AIM OF THE TASK: State how many lines of the entries hold the string "captación", and output nothing but that count.

[Stored records]

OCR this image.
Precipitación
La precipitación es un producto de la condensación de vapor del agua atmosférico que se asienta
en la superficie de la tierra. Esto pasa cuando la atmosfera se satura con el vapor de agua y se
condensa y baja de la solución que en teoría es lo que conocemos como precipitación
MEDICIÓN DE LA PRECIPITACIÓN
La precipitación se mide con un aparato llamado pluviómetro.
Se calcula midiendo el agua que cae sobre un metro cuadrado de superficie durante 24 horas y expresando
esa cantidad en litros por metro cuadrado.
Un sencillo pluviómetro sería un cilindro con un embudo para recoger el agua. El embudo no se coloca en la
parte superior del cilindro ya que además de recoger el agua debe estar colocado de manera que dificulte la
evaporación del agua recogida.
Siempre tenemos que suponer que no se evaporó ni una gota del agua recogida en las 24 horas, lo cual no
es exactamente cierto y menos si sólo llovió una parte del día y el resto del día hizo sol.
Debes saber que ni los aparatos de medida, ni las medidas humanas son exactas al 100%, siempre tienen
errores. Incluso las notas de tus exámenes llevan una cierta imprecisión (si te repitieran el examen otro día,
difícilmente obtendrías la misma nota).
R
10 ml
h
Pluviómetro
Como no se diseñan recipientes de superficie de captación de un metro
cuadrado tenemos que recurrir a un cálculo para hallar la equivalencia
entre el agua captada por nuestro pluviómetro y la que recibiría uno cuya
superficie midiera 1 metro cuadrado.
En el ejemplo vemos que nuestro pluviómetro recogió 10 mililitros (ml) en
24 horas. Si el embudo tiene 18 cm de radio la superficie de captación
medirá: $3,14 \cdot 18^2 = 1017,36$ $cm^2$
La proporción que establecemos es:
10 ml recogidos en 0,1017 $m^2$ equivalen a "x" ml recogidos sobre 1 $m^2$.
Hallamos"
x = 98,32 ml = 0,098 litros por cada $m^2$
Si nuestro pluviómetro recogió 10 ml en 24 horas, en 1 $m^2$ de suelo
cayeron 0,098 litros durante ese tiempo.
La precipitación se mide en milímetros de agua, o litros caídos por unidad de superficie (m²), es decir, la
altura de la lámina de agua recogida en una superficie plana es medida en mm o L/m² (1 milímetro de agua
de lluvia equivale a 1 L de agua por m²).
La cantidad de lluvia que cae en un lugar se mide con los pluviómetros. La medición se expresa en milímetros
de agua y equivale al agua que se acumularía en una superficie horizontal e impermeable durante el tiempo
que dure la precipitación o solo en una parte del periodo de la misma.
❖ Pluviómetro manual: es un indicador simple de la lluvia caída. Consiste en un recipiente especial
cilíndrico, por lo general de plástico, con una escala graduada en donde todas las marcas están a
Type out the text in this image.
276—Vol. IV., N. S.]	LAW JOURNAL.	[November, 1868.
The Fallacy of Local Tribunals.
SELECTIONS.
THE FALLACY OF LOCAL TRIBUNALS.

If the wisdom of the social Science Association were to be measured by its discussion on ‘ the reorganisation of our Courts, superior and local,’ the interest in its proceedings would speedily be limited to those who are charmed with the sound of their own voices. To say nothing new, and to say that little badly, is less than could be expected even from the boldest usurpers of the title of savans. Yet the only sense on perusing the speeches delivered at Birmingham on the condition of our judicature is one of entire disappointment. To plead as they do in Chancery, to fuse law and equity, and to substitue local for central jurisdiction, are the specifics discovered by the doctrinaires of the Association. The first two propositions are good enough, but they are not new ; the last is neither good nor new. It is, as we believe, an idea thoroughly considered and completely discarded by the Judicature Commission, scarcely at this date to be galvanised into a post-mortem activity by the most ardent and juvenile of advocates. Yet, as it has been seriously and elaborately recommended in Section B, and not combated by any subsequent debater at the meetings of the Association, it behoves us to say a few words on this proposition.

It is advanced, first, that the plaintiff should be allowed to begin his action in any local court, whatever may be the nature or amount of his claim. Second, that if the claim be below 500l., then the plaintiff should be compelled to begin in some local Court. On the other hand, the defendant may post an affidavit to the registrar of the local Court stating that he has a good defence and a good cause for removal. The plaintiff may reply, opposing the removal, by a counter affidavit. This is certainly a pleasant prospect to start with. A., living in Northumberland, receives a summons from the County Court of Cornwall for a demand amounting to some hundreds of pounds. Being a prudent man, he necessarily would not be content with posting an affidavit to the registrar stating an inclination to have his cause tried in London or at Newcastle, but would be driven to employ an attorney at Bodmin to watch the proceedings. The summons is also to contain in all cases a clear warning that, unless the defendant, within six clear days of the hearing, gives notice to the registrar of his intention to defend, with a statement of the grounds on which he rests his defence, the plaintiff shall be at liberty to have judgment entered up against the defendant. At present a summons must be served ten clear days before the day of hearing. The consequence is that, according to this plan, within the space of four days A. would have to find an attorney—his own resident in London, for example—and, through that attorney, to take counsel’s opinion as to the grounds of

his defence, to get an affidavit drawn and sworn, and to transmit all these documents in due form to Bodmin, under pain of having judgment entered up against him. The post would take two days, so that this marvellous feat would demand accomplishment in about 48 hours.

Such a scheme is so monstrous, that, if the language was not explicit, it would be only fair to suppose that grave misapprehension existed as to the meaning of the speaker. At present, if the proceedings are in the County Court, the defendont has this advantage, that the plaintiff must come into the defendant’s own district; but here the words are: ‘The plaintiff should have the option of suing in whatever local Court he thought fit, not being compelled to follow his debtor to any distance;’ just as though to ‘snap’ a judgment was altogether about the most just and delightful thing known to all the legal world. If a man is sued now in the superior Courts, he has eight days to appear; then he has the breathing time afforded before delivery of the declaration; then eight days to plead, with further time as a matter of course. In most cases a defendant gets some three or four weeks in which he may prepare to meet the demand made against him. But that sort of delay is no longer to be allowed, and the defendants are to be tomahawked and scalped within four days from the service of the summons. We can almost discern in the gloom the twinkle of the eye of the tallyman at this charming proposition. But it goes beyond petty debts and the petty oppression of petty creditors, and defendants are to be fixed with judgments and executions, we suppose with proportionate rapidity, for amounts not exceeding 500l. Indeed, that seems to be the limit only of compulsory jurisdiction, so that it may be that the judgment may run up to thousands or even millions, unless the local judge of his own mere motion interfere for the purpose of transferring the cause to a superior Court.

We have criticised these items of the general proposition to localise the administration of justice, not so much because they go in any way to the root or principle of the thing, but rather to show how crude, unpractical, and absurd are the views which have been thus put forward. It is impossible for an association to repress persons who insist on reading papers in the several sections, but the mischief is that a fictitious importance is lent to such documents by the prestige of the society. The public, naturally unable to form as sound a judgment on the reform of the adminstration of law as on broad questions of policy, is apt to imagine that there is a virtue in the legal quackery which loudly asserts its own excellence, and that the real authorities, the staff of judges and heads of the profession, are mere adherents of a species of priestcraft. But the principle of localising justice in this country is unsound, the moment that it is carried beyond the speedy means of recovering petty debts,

WORKED SOLUTION: 2